Task description:
State how many lines of the listing below include the word "счетов". Give only the number.

***

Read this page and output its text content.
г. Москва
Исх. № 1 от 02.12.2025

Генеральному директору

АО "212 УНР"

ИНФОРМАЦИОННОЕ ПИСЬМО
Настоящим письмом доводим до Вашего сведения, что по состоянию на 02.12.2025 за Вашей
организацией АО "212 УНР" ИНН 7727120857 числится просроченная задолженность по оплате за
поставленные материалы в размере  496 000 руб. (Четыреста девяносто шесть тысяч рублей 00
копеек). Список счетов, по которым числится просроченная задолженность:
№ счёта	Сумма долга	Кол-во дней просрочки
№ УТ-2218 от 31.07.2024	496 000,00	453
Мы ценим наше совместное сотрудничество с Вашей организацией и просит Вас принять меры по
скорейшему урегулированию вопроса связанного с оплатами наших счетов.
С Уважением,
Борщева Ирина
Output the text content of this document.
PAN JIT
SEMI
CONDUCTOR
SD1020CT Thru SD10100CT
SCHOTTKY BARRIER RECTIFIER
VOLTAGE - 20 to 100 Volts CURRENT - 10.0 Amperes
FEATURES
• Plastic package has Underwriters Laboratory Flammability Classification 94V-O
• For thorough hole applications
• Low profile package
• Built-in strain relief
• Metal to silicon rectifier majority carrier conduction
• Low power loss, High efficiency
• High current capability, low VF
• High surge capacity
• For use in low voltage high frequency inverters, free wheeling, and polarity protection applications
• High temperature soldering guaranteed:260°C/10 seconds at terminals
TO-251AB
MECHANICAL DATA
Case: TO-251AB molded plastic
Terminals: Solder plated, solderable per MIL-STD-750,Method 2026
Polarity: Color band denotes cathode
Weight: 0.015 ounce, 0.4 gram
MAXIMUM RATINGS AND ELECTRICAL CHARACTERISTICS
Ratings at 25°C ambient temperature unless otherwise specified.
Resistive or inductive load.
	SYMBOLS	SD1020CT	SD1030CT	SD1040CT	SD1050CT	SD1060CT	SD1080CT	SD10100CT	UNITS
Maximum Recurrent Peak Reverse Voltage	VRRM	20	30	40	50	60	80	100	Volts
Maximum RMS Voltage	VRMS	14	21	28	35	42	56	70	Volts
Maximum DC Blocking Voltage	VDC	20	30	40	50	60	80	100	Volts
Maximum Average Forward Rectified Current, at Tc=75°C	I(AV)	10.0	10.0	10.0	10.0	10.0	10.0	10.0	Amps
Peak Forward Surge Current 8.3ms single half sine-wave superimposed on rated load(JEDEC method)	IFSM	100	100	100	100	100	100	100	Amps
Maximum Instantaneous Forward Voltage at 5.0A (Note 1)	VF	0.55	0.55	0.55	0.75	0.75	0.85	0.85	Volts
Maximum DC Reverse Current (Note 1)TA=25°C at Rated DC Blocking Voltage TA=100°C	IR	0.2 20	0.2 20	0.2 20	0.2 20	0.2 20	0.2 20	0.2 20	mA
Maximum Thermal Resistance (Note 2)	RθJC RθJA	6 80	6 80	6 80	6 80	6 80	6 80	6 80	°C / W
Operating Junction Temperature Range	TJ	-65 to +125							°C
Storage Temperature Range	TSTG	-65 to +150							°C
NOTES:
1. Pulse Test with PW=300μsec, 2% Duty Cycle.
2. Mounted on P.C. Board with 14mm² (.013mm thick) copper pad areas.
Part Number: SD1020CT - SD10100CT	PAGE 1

***

Result for this exercise:
2